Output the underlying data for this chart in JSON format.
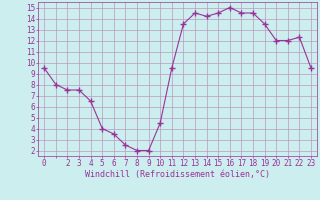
{
  "x": [
    0,
    1,
    2,
    3,
    4,
    5,
    6,
    7,
    8,
    9,
    10,
    11,
    12,
    13,
    14,
    15,
    16,
    17,
    18,
    19,
    20,
    21,
    22,
    23
  ],
  "y": [
    9.5,
    8.0,
    7.5,
    7.5,
    6.5,
    4.0,
    3.5,
    2.5,
    2.0,
    2.0,
    4.5,
    9.5,
    13.5,
    14.5,
    14.2,
    14.5,
    15.0,
    14.5,
    14.5,
    13.5,
    12.0,
    12.0,
    12.3,
    9.5
  ],
  "line_color": "#993399",
  "marker": "+",
  "marker_size": 4,
  "line_width": 0.8,
  "bg_color": "#cceeee",
  "grid_color": "#bb99bb",
  "xlabel": "Windchill (Refroidissement éolien,°C)",
  "xlabel_color": "#993399",
  "xlabel_fontsize": 6.0,
  "ylabel_ticks": [
    2,
    3,
    4,
    5,
    6,
    7,
    8,
    9,
    10,
    11,
    12,
    13,
    14,
    15
  ],
  "xlim": [
    -0.5,
    23.5
  ],
  "ylim": [
    1.5,
    15.5
  ],
  "tick_fontsize": 5.5,
  "tick_color": "#993399"
}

________________________

DESCRIPTION OF THE TASK:
Pictures are excluded; repeat every record exactly.

TASK RESPONSE:
Output the underlying data for this chart in JSON format.
{
  "x": [
    0,
    1,
    2,
    3,
    4,
    5,
    6,
    7,
    8,
    9,
    10,
    11,
    12,
    13,
    14,
    15,
    16,
    17,
    18,
    19,
    20,
    21,
    22,
    23
  ],
  "y": [
    9.5,
    8.0,
    7.5,
    7.5,
    6.5,
    4.0,
    3.5,
    2.5,
    2.0,
    2.0,
    4.5,
    9.5,
    13.5,
    14.5,
    14.2,
    14.5,
    15.0,
    14.5,
    14.5,
    13.5,
    12.0,
    12.0,
    12.3,
    9.5
  ],
  "line_color": "#993399",
  "marker": "+",
  "marker_size": 4,
  "line_width": 0.8,
  "bg_color": "#cceeee",
  "grid_color": "#bb99bb",
  "xlabel": "Windchill (Refroidissement éolien,°C)",
  "xlabel_color": "#993399",
  "xlabel_fontsize": 6.0,
  "ylabel_ticks": [
    2,
    3,
    4,
    5,
    6,
    7,
    8,
    9,
    10,
    11,
    12,
    13,
    14,
    15
  ],
  "xlim": [
    -0.5,
    23.5
  ],
  "ylim": [
    1.5,
    15.5
  ],
  "tick_fontsize": 5.5,
  "tick_color": "#993399"
}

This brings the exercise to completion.